--- Records for this task ---

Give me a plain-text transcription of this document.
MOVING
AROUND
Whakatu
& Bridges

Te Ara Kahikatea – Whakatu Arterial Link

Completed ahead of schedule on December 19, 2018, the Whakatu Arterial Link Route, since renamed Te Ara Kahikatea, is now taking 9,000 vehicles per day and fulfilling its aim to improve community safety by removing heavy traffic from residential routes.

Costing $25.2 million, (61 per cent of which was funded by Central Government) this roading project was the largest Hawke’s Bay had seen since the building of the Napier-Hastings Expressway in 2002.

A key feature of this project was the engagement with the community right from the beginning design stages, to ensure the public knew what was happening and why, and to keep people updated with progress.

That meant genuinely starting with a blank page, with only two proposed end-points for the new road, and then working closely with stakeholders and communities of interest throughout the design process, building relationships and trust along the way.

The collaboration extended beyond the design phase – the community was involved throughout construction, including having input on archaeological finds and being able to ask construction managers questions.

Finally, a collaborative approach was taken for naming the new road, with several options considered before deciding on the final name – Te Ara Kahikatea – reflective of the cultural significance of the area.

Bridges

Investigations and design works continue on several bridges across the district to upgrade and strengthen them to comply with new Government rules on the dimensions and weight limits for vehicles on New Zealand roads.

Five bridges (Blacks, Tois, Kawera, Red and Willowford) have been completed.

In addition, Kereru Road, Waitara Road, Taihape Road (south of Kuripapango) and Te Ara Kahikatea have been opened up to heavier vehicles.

---

The exercise:
In the material above, find each line that contains the word "Government", and select it.

Solution:
Costing $25.2 million, (61 per cent of which was funded by Central Government) this roading project was the largest Hawke’s Bay had seen since the building of the Napier-Hastings Expressway in 2002.
Investigations and design works continue on several bridges across the district to upgrade and strengthen them to comply with new Government rules on the dimensions and weight limits for vehicles on New Zealand roads.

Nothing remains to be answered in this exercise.